• **WHAT NEEDS TO BE DONE**
Without including any pictures, write out all the entries exactly.

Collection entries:
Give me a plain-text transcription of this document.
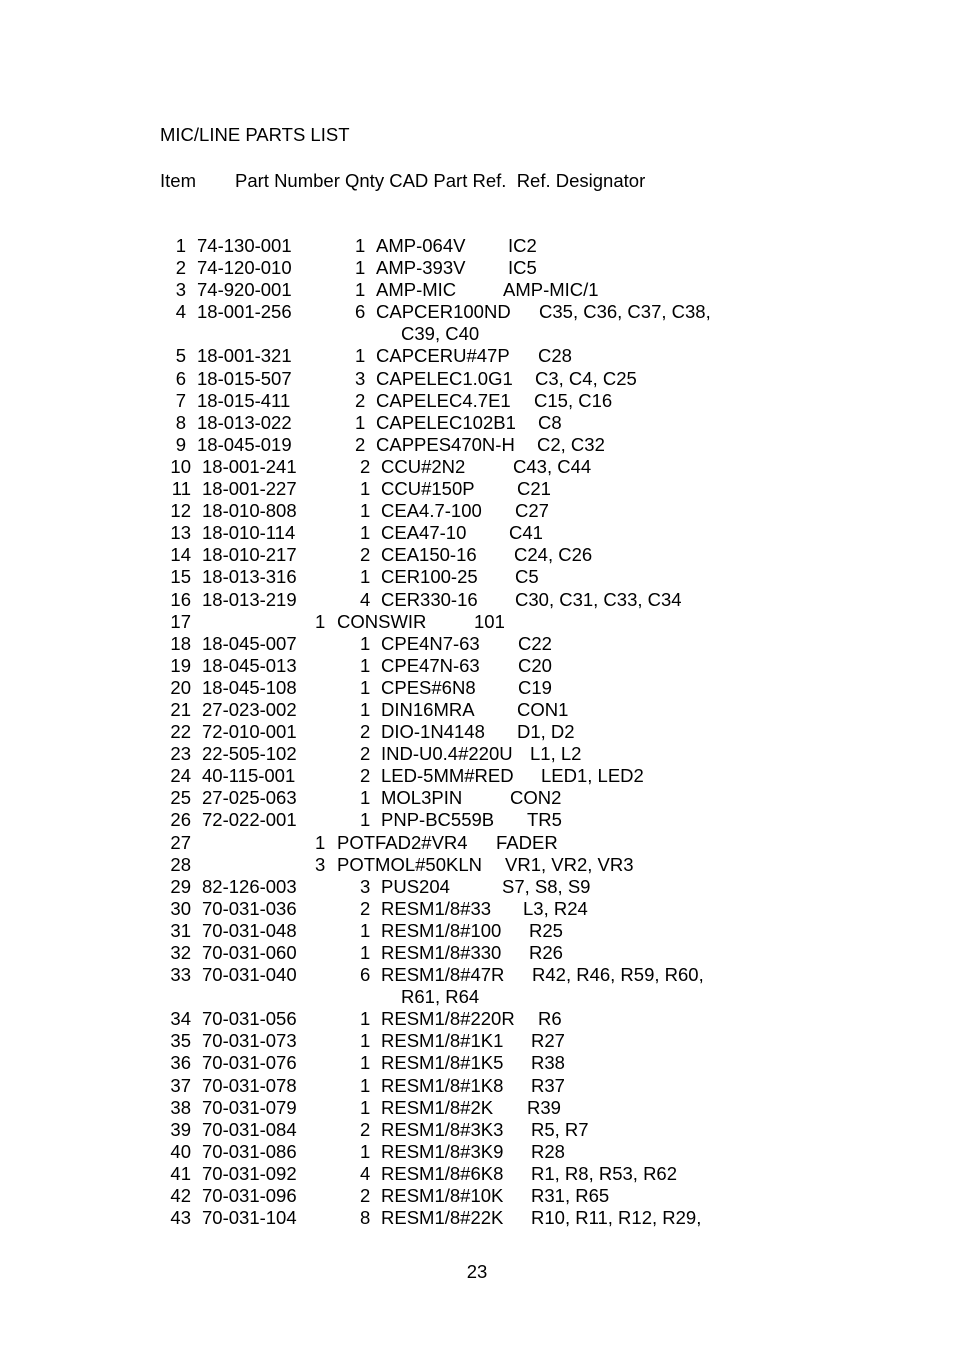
MIC/LINE PARTS LIST
Item Part Number Qnty CAD Part Ref.  Ref. Designator
1 74-130-001	1 AMP-064V IC2
2 74-120-010	1 AMP-393V IC5
3 74-920-001	1 AMP-MIC	AMP-MIC/1
4 18-001-256	6 CAPCER100ND C35, C36, C37, C38,
C39, C40
5 18-001-321	1 CAPCERU#47P C28
6 18-015-507	3 CAPELEC1.0G1 C3, C4, C25
7 18-015-411	2 CAPELEC4.7E1 C15, C16
8 18-013-022	1 CAPELEC102B1 C8
9 18-045-019	2 CAPPES470N-H C2, C32
10 18-001-241	2 CCU#2N2	C43, C44
11 18-001-227	1 CCU#150P C21
12 18-010-808	1 CEA4.7-100 C27
13 18-010-114	1 CEA47-10 C41
14 18-010-217	2 CEA150-16 C24, C26
15 18-013-316	1 CER100-25 C5
16 18-013-219	4 CER330-16 C30, C31, C33, C34
17	1 CONSWIR	101
18 18-045-007	1 CPE4N7-63 C22
19 18-045-013	1 CPE47N-63 C20
20 18-045-108	1 CPES#6N8 C19
21 27-023-002	1 DIN16MRA CON1
22 72-010-001	2 DIO-1N4148 D1, D2
23 22-505-102	2 IND-U0.4#220U L1, L2
24 40-115-001	2 LED-5MM#RED LED1, LED2
25 27-025-063	1 MOL3PIN	CON2
26 72-022-001	1 PNP-BC559B TR5
27	1 POTFAD2#VR4 FADER
28	3 POTMOL#50KLN VR1, VR2, VR3
29 82-126-003	3 PUS204	S7, S8, S9
30 70-031-036	2 RESM1/8#33 L3, R24
31 70-031-048	1 RESM1/8#100 R25
32 70-031-060	1 RESM1/8#330 R26
33 70-031-040	6 RESM1/8#47R R42, R46, R59, R60,
R61, R64
34 70-031-056	1 RESM1/8#220R R6
35 70-031-073	1 RESM1/8#1K1 R27
36 70-031-076	1 RESM1/8#1K5 R38
37 70-031-078	1 RESM1/8#1K8 R37
38 70-031-079	1 RESM1/8#2K R39
39 70-031-084	2 RESM1/8#3K3 R5, R7
40 70-031-086	1 RESM1/8#3K9 R28
41 70-031-092	4 RESM1/8#6K8 R1, R8, R53, R62
42 70-031-096	2 RESM1/8#10K R31, R65
43 70-031-104	8 RESM1/8#22K R10, R11, R12, R29,
23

• **SOLVED PROBLEM**
Give me a plain-text transcription of this document.
MIC/LINE PARTS LIST
Item Part Number Qnty CAD Part Ref.  Ref. Designator
1 74-130-001	1 AMP-064V IC2
2 74-120-010	1 AMP-393V IC5
3 74-920-001	1 AMP-MIC	AMP-MIC/1
4 18-001-256	6 CAPCER100ND C35, C36, C37, C38,
C39, C40
5 18-001-321	1 CAPCERU#47P C28
6 18-015-507	3 CAPELEC1.0G1 C3, C4, C25
7 18-015-411	2 CAPELEC4.7E1 C15, C16
8 18-013-022	1 CAPELEC102B1 C8
9 18-045-019	2 CAPPES470N-H C2, C32
10 18-001-241	2 CCU#2N2	C43, C44
11 18-001-227	1 CCU#150P C21
12 18-010-808	1 CEA4.7-100 C27
13 18-010-114	1 CEA47-10 C41
14 18-010-217	2 CEA150-16 C24, C26
15 18-013-316	1 CER100-25 C5
16 18-013-219	4 CER330-16 C30, C31, C33, C34
17	1 CONSWIR	101
18 18-045-007	1 CPE4N7-63 C22
19 18-045-013	1 CPE47N-63 C20
20 18-045-108	1 CPES#6N8 C19
21 27-023-002	1 DIN16MRA CON1
22 72-010-001	2 DIO-1N4148 D1, D2
23 22-505-102	2 IND-U0.4#220U L1, L2
24 40-115-001	2 LED-5MM#RED LED1, LED2
25 27-025-063	1 MOL3PIN	CON2
26 72-022-001	1 PNP-BC559B TR5
27	1 POTFAD2#VR4 FADER
28	3 POTMOL#50KLN VR1, VR2, VR3
29 82-126-003	3 PUS204	S7, S8, S9
30 70-031-036	2 RESM1/8#33 L3, R24
31 70-031-048	1 RESM1/8#100 R25
32 70-031-060	1 RESM1/8#330 R26
33 70-031-040	6 RESM1/8#47R R42, R46, R59, R60,
R61, R64
34 70-031-056	1 RESM1/8#220R R6
35 70-031-073	1 RESM1/8#1K1 R27
36 70-031-076	1 RESM1/8#1K5 R38
37 70-031-078	1 RESM1/8#1K8 R37
38 70-031-079	1 RESM1/8#2K R39
39 70-031-084	2 RESM1/8#3K3 R5, R7
40 70-031-086	1 RESM1/8#3K9 R28
41 70-031-092	4 RESM1/8#6K8 R1, R8, R53, R62
42 70-031-096	2 RESM1/8#10K R31, R65
43 70-031-104	8 RESM1/8#22K R10, R11, R12, R29,
23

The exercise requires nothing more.